--- START LISTING ---

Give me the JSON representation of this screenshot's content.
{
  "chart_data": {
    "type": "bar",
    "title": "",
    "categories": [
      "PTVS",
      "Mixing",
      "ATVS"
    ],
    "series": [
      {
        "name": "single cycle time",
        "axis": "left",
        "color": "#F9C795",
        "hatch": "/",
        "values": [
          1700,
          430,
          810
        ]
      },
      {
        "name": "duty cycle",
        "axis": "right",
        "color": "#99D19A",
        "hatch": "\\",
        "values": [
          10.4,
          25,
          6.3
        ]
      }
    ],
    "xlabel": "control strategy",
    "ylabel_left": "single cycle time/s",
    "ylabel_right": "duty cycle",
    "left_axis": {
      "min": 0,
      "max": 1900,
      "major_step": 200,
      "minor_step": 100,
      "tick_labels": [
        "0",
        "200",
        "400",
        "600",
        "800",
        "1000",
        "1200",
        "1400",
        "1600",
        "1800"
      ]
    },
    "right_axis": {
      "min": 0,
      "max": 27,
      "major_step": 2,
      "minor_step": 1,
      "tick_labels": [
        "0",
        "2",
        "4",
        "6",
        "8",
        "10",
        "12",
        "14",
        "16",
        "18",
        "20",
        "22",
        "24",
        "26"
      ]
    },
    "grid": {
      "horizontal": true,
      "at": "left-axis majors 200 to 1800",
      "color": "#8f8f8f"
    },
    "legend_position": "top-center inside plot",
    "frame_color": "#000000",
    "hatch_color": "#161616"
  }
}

--- END LISTING ---

**TASK TO CARRY OUT**
Read through the lines above and collect those that contain the string "duty".

**CORRECT RESULT**
        "name": "duty cycle",
    "ylabel_right": "duty cycle",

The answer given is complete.